►

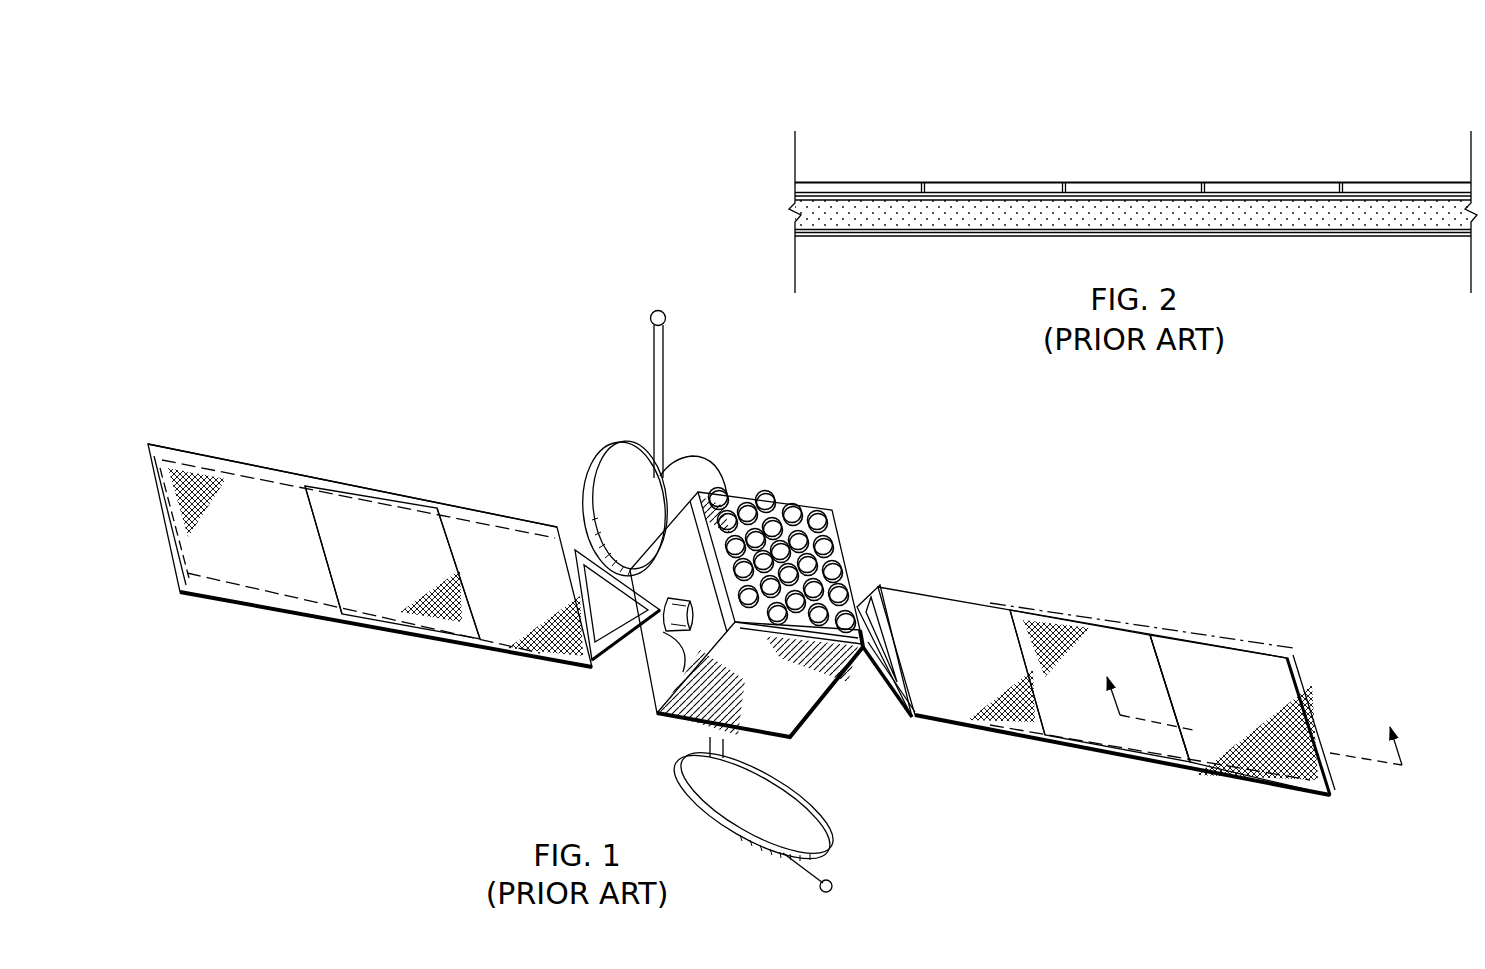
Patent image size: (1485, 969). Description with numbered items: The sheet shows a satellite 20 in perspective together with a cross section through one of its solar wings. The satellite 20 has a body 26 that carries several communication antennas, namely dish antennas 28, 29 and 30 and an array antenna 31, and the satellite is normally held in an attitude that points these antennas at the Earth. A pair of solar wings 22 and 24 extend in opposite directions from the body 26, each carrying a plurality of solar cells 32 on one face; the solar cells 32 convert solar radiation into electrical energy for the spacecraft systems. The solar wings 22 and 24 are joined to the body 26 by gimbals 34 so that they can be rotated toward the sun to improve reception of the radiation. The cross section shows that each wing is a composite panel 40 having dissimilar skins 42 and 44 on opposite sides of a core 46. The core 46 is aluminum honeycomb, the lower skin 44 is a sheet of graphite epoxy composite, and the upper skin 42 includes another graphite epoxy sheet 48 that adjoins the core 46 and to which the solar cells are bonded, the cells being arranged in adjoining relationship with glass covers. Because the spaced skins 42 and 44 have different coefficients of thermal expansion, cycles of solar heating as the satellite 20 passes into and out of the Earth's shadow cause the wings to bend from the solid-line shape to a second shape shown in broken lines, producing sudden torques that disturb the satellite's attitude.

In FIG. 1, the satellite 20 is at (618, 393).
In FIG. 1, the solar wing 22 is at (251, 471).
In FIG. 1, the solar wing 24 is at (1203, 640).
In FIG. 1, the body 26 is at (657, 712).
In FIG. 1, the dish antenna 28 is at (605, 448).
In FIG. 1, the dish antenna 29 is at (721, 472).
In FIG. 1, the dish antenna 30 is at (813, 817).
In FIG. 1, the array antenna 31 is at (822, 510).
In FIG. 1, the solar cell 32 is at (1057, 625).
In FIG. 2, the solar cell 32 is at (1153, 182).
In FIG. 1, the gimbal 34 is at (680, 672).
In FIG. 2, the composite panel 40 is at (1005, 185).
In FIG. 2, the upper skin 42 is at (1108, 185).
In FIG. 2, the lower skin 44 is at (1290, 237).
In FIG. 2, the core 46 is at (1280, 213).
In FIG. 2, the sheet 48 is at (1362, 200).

◄

# [WHAT IS BEING ASKED]
Restate the entries above word for word, minus the pictures.

# [RESPONSE AREA]
Patent image size: (1485, 969). Description with numbered items: The sheet shows a satellite 20 in perspective together with a cross section through one of its solar wings. The satellite 20 has a body 26 that carries several communication antennas, namely dish antennas 28, 29 and 30 and an array antenna 31, and the satellite is normally held in an attitude that points these antennas at the Earth. A pair of solar wings 22 and 24 extend in opposite directions from the body 26, each carrying a plurality of solar cells 32 on one face; the solar cells 32 convert solar radiation into electrical energy for the spacecraft systems. The solar wings 22 and 24 are joined to the body 26 by gimbals 34 so that they can be rotated toward the sun to improve reception of the radiation. The cross section shows that each wing is a composite panel 40 having dissimilar skins 42 and 44 on opposite sides of a core 46. The core 46 is aluminum honeycomb, the lower skin 44 is a sheet of graphite epoxy composite, and the upper skin 42 includes another graphite epoxy sheet 48 that adjoins the core 46 and to which the solar cells are bonded, the cells being arranged in adjoining relationship with glass covers. Because the spaced skins 42 and 44 have different coefficients of thermal expansion, cycles of solar heating as the satellite 20 passes into and out of the Earth's shadow cause the wings to bend from the solid-line shape to a second shape shown in broken lines, producing sudden torques that disturb the satellite's attitude.

In FIG. 1, the satellite 20 is at (618, 393).
In FIG. 1, the solar wing 22 is at (251, 471).
In FIG. 1, the solar wing 24 is at (1203, 640).
In FIG. 1, the body 26 is at (657, 712).
In FIG. 1, the dish antenna 28 is at (605, 448).
In FIG. 1, the dish antenna 29 is at (721, 472).
In FIG. 1, the dish antenna 30 is at (813, 817).
In FIG. 1, the array antenna 31 is at (822, 510).
In FIG. 1, the solar cell 32 is at (1057, 625).
In FIG. 2, the solar cell 32 is at (1153, 182).
In FIG. 1, the gimbal 34 is at (680, 672).
In FIG. 2, the composite panel 40 is at (1005, 185).
In FIG. 2, the upper skin 42 is at (1108, 185).
In FIG. 2, the lower skin 44 is at (1290, 237).
In FIG. 2, the core 46 is at (1280, 213).
In FIG. 2, the sheet 48 is at (1362, 200).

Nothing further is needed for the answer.